DIRECTION | In the listing below, identify each line with the word "нравится" and return those lines.
-- BEGIN SOURCE MATERIAL --
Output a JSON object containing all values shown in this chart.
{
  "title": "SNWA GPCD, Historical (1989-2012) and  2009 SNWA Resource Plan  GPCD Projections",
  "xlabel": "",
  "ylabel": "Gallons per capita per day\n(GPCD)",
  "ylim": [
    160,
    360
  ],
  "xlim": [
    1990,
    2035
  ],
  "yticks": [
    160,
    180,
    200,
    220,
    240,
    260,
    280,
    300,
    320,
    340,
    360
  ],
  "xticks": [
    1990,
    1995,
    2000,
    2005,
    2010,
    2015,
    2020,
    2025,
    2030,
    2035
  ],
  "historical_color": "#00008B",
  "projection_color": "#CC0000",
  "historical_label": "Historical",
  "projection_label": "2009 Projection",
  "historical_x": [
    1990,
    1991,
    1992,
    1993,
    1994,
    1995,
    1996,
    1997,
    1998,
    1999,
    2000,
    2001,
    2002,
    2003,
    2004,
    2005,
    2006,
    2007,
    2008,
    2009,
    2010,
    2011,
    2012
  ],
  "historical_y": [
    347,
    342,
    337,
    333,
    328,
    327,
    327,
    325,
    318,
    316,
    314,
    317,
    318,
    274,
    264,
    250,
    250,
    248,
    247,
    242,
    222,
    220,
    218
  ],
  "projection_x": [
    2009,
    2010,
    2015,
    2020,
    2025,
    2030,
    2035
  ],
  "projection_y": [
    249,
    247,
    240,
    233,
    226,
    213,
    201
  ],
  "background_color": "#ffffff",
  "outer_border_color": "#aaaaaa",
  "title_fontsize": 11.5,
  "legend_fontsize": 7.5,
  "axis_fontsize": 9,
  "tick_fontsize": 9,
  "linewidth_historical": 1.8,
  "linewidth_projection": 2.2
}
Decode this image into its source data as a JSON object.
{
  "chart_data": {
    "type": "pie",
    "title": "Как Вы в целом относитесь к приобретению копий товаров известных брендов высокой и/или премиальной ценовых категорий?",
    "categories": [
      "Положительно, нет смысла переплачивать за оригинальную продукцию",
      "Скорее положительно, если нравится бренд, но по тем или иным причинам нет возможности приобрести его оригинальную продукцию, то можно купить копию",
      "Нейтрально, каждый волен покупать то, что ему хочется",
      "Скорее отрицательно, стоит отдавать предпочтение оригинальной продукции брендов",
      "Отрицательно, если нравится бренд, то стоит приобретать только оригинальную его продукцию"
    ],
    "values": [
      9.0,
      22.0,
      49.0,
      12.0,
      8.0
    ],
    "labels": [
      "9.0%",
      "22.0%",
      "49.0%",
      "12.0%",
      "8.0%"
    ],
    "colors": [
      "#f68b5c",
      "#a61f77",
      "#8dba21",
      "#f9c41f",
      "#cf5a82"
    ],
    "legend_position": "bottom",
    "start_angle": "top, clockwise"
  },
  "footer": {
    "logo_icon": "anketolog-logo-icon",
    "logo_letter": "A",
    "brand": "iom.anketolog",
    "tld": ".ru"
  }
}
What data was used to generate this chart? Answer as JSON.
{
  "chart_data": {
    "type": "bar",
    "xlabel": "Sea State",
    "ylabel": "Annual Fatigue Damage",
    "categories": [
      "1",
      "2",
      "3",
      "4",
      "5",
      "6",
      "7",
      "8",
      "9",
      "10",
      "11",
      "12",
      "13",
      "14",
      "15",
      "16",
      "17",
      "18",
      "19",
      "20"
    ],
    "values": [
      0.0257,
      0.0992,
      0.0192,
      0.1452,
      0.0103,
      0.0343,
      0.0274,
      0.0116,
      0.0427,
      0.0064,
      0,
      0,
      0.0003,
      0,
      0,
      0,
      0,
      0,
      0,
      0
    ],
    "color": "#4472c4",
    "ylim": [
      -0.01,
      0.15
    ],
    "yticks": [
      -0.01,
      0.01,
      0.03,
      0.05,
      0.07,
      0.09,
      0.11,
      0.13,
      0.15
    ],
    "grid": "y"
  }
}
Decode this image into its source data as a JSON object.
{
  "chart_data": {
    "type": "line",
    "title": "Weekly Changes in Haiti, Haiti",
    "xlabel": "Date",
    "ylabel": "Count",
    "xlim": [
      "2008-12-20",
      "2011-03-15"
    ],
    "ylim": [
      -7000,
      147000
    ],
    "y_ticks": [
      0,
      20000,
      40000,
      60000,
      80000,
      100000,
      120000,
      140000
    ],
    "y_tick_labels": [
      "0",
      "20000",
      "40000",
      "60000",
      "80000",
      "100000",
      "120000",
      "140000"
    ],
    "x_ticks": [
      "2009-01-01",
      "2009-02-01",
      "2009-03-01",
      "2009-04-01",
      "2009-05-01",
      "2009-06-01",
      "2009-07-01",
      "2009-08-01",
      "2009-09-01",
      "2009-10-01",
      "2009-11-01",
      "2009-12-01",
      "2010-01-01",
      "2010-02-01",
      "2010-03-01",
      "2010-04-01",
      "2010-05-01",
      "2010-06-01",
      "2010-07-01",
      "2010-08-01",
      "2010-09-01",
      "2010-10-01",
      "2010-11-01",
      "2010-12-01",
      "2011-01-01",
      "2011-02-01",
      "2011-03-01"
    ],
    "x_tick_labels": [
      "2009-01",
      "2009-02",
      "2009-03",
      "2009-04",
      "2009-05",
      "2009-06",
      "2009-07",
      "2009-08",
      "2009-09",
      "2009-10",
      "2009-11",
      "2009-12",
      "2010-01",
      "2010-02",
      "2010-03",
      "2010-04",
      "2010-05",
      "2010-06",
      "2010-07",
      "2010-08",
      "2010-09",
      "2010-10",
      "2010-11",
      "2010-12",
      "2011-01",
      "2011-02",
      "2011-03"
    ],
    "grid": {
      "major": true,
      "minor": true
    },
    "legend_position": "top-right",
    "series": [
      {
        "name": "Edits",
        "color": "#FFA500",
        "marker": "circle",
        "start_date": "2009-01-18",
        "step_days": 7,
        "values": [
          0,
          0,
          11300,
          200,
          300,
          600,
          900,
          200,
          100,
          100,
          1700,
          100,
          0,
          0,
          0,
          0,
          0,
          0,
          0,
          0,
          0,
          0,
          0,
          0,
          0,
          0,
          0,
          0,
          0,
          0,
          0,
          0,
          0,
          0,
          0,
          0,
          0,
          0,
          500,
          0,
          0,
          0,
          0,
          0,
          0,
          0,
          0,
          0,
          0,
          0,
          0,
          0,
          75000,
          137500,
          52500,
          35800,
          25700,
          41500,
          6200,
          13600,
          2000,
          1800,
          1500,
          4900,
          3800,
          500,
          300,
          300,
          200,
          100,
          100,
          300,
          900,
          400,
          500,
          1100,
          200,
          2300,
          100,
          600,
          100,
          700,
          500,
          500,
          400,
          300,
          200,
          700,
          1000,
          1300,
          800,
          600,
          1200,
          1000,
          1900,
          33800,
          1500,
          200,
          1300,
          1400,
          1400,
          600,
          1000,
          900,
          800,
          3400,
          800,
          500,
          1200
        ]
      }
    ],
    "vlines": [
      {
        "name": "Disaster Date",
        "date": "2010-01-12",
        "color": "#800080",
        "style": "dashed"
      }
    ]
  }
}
-- END SOURCE MATERIAL --
ANSWER TO THIS TASK |
      "Скорее положительно, если нравится бренд, но по тем или иным причинам нет возможности приобрести его оригинальную продукцию, то можно купить копию",
      "Отрицательно, если нравится бренд, то стоит приобретать только оригинальную его продукцию"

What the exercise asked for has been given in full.